**Exercise directions**
Every record must be written out once more, with nothing added or omitted.

**Entries**
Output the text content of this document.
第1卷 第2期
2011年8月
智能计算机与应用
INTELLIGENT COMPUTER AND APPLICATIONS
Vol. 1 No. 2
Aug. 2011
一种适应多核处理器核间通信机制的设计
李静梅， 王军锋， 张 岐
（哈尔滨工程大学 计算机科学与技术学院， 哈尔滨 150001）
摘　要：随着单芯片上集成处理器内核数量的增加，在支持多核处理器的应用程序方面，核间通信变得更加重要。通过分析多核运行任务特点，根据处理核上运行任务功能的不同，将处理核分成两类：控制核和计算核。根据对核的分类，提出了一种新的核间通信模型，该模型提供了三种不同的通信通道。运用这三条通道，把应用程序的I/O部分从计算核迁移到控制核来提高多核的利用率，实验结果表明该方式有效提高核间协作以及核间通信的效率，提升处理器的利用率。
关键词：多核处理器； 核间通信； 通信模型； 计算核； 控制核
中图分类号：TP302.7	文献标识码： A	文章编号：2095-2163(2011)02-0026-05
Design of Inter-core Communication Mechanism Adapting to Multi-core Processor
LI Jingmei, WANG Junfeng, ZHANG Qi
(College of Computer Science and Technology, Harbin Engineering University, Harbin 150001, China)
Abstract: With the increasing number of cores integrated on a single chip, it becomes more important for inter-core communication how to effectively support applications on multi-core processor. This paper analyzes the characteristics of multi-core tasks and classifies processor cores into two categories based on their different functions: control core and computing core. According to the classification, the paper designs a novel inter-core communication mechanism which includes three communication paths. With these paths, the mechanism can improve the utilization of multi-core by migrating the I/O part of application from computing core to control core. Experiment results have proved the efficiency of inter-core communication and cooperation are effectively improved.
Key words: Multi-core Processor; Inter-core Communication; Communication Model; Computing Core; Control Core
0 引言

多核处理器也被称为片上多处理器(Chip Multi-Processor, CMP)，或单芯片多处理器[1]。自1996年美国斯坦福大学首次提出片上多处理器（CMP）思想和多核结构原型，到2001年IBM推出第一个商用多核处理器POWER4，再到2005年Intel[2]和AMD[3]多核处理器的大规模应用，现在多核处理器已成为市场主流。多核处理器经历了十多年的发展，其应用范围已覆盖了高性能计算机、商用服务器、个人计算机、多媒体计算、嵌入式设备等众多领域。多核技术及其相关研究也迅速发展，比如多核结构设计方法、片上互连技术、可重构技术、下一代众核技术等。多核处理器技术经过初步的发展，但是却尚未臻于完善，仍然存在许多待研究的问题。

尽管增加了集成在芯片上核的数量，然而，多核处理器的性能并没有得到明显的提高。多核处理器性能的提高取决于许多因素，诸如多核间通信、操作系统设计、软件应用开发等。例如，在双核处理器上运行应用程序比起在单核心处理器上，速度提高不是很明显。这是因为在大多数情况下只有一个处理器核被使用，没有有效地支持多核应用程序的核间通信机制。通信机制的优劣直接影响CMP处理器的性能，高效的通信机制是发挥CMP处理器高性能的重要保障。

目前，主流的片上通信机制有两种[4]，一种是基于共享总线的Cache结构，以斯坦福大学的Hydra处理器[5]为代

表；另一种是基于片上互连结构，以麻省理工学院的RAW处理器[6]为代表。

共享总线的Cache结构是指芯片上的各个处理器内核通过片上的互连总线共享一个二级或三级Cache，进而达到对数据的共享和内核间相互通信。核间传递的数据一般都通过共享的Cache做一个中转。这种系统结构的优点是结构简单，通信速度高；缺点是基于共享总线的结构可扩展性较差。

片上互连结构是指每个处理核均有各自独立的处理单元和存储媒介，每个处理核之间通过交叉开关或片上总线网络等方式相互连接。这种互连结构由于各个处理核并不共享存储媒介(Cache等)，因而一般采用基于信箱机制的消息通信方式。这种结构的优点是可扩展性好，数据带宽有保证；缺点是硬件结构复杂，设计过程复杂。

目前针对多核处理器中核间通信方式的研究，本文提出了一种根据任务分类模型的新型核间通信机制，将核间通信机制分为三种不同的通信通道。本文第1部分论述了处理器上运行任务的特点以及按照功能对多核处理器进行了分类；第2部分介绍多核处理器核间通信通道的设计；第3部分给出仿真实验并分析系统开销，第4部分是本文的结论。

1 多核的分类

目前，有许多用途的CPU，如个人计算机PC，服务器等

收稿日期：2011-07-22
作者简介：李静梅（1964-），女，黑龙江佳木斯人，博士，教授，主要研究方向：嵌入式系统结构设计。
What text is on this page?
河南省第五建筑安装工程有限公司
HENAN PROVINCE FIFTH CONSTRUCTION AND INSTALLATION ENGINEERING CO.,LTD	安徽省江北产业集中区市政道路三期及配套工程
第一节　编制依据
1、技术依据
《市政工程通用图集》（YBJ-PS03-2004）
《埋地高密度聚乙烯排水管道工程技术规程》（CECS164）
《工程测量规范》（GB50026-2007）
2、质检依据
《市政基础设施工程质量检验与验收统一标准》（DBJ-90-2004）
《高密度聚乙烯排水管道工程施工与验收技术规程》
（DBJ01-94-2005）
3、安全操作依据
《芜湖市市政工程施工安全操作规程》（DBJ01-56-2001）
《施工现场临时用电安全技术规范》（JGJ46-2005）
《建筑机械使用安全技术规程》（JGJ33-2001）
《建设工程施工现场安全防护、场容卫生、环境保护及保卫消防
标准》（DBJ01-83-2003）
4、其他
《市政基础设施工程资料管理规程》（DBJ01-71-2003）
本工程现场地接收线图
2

**Result of the exercise**
Output the text content of this document.
第1卷 第2期
2011年8月
智能计算机与应用
INTELLIGENT COMPUTER AND APPLICATIONS
Vol. 1 No. 2
Aug. 2011
一种适应多核处理器核间通信机制的设计
李静梅， 王军锋， 张 岐
（哈尔滨工程大学 计算机科学与技术学院， 哈尔滨 150001）
摘　要：随着单芯片上集成处理器内核数量的增加，在支持多核处理器的应用程序方面，核间通信变得更加重要。通过分析多核运行任务特点，根据处理核上运行任务功能的不同，将处理核分成两类：控制核和计算核。根据对核的分类，提出了一种新的核间通信模型，该模型提供了三种不同的通信通道。运用这三条通道，把应用程序的I/O部分从计算核迁移到控制核来提高多核的利用率，实验结果表明该方式有效提高核间协作以及核间通信的效率，提升处理器的利用率。
关键词：多核处理器； 核间通信； 通信模型； 计算核； 控制核
中图分类号：TP302.7	文献标识码： A	文章编号：2095-2163(2011)02-0026-05
Design of Inter-core Communication Mechanism Adapting to Multi-core Processor
LI Jingmei, WANG Junfeng, ZHANG Qi
(College of Computer Science and Technology, Harbin Engineering University, Harbin 150001, China)
Abstract: With the increasing number of cores integrated on a single chip, it becomes more important for inter-core communication how to effectively support applications on multi-core processor. This paper analyzes the characteristics of multi-core tasks and classifies processor cores into two categories based on their different functions: control core and computing core. According to the classification, the paper designs a novel inter-core communication mechanism which includes three communication paths. With these paths, the mechanism can improve the utilization of multi-core by migrating the I/O part of application from computing core to control core. Experiment results have proved the efficiency of inter-core communication and cooperation are effectively improved.
Key words: Multi-core Processor; Inter-core Communication; Communication Model; Computing Core; Control Core
0 引言

多核处理器也被称为片上多处理器(Chip Multi-Processor, CMP)，或单芯片多处理器[1]。自1996年美国斯坦福大学首次提出片上多处理器（CMP）思想和多核结构原型，到2001年IBM推出第一个商用多核处理器POWER4，再到2005年Intel[2]和AMD[3]多核处理器的大规模应用，现在多核处理器已成为市场主流。多核处理器经历了十多年的发展，其应用范围已覆盖了高性能计算机、商用服务器、个人计算机、多媒体计算、嵌入式设备等众多领域。多核技术及其相关研究也迅速发展，比如多核结构设计方法、片上互连技术、可重构技术、下一代众核技术等。多核处理器技术经过初步的发展，但是却尚未臻于完善，仍然存在许多待研究的问题。

尽管增加了集成在芯片上核的数量，然而，多核处理器的性能并没有得到明显的提高。多核处理器性能的提高取决于许多因素，诸如多核间通信、操作系统设计、软件应用开发等。例如，在双核处理器上运行应用程序比起在单核心处理器上，速度提高不是很明显。这是因为在大多数情况下只有一个处理器核被使用，没有有效地支持多核应用程序的核间通信机制。通信机制的优劣直接影响CMP处理器的性能，高效的通信机制是发挥CMP处理器高性能的重要保障。

目前，主流的片上通信机制有两种[4]，一种是基于共享总线的Cache结构，以斯坦福大学的Hydra处理器[5]为代

表；另一种是基于片上互连结构，以麻省理工学院的RAW处理器[6]为代表。

共享总线的Cache结构是指芯片上的各个处理器内核通过片上的互连总线共享一个二级或三级Cache，进而达到对数据的共享和内核间相互通信。核间传递的数据一般都通过共享的Cache做一个中转。这种系统结构的优点是结构简单，通信速度高；缺点是基于共享总线的结构可扩展性较差。

片上互连结构是指每个处理核均有各自独立的处理单元和存储媒介，每个处理核之间通过交叉开关或片上总线网络等方式相互连接。这种互连结构由于各个处理核并不共享存储媒介(Cache等)，因而一般采用基于信箱机制的消息通信方式。这种结构的优点是可扩展性好，数据带宽有保证；缺点是硬件结构复杂，设计过程复杂。

目前针对多核处理器中核间通信方式的研究，本文提出了一种根据任务分类模型的新型核间通信机制，将核间通信机制分为三种不同的通信通道。本文第1部分论述了处理器上运行任务的特点以及按照功能对多核处理器进行了分类；第2部分介绍多核处理器核间通信通道的设计；第3部分给出仿真实验并分析系统开销，第4部分是本文的结论。

1 多核的分类

目前，有许多用途的CPU，如个人计算机PC，服务器等

收稿日期：2011-07-22
作者简介：李静梅（1964-），女，黑龙江佳木斯人，博士，教授，主要研究方向：嵌入式系统结构设计。
What text is on this page?
河南省第五建筑安装工程有限公司
HENAN PROVINCE FIFTH CONSTRUCTION AND INSTALLATION ENGINEERING CO.,LTD	安徽省江北产业集中区市政道路三期及配套工程
第一节　编制依据
1、技术依据
《市政工程通用图集》（YBJ-PS03-2004）
《埋地高密度聚乙烯排水管道工程技术规程》（CECS164）
《工程测量规范》（GB50026-2007）
2、质检依据
《市政基础设施工程质量检验与验收统一标准》（DBJ-90-2004）
《高密度聚乙烯排水管道工程施工与验收技术规程》
（DBJ01-94-2005）
3、安全操作依据
《芜湖市市政工程施工安全操作规程》（DBJ01-56-2001）
《施工现场临时用电安全技术规范》（JGJ46-2005）
《建筑机械使用安全技术规程》（JGJ33-2001）
《建设工程施工现场安全防护、场容卫生、环境保护及保卫消防
标准》（DBJ01-83-2003）
4、其他
《市政基础设施工程资料管理规程》（DBJ01-71-2003）
本工程现场地接收线图
2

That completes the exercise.